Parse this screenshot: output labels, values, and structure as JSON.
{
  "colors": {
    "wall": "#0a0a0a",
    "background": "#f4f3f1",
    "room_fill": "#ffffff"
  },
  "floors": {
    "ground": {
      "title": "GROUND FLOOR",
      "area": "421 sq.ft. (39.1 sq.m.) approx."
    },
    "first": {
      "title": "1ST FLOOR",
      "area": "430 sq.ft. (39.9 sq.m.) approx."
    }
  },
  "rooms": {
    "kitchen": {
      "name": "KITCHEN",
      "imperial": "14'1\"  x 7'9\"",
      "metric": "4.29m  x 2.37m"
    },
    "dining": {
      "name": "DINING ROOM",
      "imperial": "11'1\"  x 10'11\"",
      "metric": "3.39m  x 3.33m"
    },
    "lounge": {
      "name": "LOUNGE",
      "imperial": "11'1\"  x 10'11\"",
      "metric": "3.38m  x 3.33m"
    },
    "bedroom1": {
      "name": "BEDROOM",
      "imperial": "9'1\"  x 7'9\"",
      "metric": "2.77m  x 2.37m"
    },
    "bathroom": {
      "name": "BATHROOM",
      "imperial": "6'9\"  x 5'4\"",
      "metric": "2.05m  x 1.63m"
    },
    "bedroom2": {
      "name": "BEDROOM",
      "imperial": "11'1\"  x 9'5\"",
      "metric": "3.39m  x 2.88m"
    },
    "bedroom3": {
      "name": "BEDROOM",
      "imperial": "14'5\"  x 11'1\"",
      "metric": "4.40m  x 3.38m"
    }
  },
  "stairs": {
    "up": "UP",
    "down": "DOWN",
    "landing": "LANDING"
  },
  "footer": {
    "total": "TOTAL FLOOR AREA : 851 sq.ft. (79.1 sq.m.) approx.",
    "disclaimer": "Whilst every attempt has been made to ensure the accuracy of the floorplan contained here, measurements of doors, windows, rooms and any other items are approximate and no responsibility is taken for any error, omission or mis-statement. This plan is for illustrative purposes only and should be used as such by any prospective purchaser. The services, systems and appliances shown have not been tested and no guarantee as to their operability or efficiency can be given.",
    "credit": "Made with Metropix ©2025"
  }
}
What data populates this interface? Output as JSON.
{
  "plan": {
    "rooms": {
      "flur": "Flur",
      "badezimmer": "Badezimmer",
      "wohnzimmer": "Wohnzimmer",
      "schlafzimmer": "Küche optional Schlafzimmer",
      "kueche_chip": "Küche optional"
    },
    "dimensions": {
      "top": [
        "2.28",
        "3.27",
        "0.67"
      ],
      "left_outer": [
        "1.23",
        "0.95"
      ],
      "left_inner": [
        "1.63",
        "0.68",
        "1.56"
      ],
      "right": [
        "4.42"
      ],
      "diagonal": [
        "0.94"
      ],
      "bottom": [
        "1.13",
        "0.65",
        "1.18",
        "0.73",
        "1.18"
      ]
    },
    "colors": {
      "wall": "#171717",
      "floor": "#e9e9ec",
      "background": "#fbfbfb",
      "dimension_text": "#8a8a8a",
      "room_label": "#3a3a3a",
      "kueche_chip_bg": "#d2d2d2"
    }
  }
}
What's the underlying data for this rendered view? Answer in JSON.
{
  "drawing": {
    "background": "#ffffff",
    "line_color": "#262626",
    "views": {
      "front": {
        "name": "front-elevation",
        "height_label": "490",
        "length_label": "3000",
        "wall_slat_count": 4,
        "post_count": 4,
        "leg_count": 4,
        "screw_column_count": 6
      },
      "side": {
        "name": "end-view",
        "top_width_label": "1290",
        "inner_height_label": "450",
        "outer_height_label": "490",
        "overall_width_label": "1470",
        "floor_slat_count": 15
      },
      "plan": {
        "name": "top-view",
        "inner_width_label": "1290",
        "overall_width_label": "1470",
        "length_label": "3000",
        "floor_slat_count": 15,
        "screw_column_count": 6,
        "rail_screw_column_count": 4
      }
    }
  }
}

= What the exercise asks =
Write out each line of the data above again, exactly as given.

= Exercise response =
Parse this screenshot: output labels, values, and structure as JSON.
{
  "colors": {
    "wall": "#0a0a0a",
    "background": "#f4f3f1",
    "room_fill": "#ffffff"
  },
  "floors": {
    "ground": {
      "title": "GROUND FLOOR",
      "area": "421 sq.ft. (39.1 sq.m.) approx."
    },
    "first": {
      "title": "1ST FLOOR",
      "area": "430 sq.ft. (39.9 sq.m.) approx."
    }
  },
  "rooms": {
    "kitchen": {
      "name": "KITCHEN",
      "imperial": "14'1\"  x 7'9\"",
      "metric": "4.29m  x 2.37m"
    },
    "dining": {
      "name": "DINING ROOM",
      "imperial": "11'1\"  x 10'11\"",
      "metric": "3.39m  x 3.33m"
    },
    "lounge": {
      "name": "LOUNGE",
      "imperial": "11'1\"  x 10'11\"",
      "metric": "3.38m  x 3.33m"
    },
    "bedroom1": {
      "name": "BEDROOM",
      "imperial": "9'1\"  x 7'9\"",
      "metric": "2.77m  x 2.37m"
    },
    "bathroom": {
      "name": "BATHROOM",
      "imperial": "6'9\"  x 5'4\"",
      "metric": "2.05m  x 1.63m"
    },
    "bedroom2": {
      "name": "BEDROOM",
      "imperial": "11'1\"  x 9'5\"",
      "metric": "3.39m  x 2.88m"
    },
    "bedroom3": {
      "name": "BEDROOM",
      "imperial": "14'5\"  x 11'1\"",
      "metric": "4.40m  x 3.38m"
    }
  },
  "stairs": {
    "up": "UP",
    "down": "DOWN",
    "landing": "LANDING"
  },
  "footer": {
    "total": "TOTAL FLOOR AREA : 851 sq.ft. (79.1 sq.m.) approx.",
    "disclaimer": "Whilst every attempt has been made to ensure the accuracy of the floorplan contained here, measurements of doors, windows, rooms and any other items are approximate and no responsibility is taken for any error, omission or mis-statement. This plan is for illustrative purposes only and should be used as such by any prospective purchaser. The services, systems and appliances shown have not been tested and no guarantee as to their operability or efficiency can be given.",
    "credit": "Made with Metropix ©2025"
  }
}
What data populates this interface? Output as JSON.
{
  "plan": {
    "rooms": {
      "flur": "Flur",
      "badezimmer": "Badezimmer",
      "wohnzimmer": "Wohnzimmer",
      "schlafzimmer": "Küche optional Schlafzimmer",
      "kueche_chip": "Küche optional"
    },
    "dimensions": {
      "top": [
        "2.28",
        "3.27",
        "0.67"
      ],
      "left_outer": [
        "1.23",
        "0.95"
      ],
      "left_inner": [
        "1.63",
        "0.68",
        "1.56"
      ],
      "right": [
        "4.42"
      ],
      "diagonal": [
        "0.94"
      ],
      "bottom": [
        "1.13",
        "0.65",
        "1.18",
        "0.73",
        "1.18"
      ]
    },
    "colors": {
      "wall": "#171717",
      "floor": "#e9e9ec",
      "background": "#fbfbfb",
      "dimension_text": "#8a8a8a",
      "room_label": "#3a3a3a",
      "kueche_chip_bg": "#d2d2d2"
    }
  }
}
What's the underlying data for this rendered view? Answer in JSON.
{
  "drawing": {
    "background": "#ffffff",
    "line_color": "#262626",
    "views": {
      "front": {
        "name": "front-elevation",
        "height_label": "490",
        "length_label": "3000",
        "wall_slat_count": 4,
        "post_count": 4,
        "leg_count": 4,
        "screw_column_count": 6
      },
      "side": {
        "name": "end-view",
        "top_width_label": "1290",
        "inner_height_label": "450",
        "outer_height_label": "490",
        "overall_width_label": "1470",
        "floor_slat_count": 15
      },
      "plan": {
        "name": "top-view",
        "inner_width_label": "1290",
        "overall_width_label": "1470",
        "length_label": "3000",
        "floor_slat_count": 15,
        "screw_column_count": 6,
        "rail_screw_column_count": 4
      }
    }
  }
}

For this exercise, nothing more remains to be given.